* **Exercise directions**
Gather each line containing the string "avatar" from these entries.

* **Task data**

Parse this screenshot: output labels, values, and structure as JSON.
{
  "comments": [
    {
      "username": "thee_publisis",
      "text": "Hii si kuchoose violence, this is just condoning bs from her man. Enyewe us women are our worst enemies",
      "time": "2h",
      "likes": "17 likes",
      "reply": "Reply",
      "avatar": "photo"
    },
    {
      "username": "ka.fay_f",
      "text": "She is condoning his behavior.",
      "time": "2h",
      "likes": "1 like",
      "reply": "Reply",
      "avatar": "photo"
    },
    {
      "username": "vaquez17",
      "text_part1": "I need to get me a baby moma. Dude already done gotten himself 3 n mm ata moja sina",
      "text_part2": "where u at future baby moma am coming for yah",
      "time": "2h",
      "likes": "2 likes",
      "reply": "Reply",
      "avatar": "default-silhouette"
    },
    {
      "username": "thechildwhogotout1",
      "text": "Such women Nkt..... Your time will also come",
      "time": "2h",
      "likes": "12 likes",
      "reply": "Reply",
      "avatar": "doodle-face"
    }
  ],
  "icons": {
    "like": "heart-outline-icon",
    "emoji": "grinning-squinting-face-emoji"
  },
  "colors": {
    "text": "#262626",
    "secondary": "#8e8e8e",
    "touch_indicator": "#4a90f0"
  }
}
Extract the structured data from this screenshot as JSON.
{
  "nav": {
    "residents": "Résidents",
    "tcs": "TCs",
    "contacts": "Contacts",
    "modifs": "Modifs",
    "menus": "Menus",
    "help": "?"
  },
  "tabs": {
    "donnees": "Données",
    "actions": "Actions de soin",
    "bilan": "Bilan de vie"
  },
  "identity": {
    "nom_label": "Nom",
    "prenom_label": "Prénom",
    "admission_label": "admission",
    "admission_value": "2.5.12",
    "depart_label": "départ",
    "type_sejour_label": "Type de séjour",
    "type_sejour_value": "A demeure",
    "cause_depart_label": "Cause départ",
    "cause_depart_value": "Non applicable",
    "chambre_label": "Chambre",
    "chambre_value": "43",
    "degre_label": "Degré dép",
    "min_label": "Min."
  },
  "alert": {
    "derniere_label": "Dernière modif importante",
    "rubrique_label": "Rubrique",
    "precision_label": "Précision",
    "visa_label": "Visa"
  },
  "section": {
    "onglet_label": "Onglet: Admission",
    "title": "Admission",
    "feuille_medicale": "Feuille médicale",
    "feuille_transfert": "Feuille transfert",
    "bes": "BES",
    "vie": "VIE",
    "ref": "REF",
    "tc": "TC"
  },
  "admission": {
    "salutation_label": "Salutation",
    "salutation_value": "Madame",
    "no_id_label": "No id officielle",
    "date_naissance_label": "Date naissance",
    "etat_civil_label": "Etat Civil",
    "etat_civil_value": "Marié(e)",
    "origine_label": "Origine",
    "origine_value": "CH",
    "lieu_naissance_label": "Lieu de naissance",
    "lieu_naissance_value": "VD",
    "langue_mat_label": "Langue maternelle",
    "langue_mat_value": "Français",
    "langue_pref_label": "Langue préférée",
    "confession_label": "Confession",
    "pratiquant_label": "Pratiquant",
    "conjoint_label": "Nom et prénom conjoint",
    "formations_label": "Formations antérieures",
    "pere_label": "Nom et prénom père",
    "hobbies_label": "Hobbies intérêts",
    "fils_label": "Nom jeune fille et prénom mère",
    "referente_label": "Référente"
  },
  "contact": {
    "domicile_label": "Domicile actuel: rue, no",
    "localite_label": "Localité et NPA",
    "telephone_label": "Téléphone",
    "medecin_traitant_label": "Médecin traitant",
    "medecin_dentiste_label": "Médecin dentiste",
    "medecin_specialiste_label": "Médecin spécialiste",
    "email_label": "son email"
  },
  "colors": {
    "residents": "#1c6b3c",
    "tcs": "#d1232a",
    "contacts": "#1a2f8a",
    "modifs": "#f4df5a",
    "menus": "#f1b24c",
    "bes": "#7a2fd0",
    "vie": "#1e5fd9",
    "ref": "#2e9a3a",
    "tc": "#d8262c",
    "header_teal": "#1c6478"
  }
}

* **Result of the task**
      "avatar": "photo"
      "avatar": "photo"
      "avatar": "default-silhouette"
      "avatar": "doodle-face"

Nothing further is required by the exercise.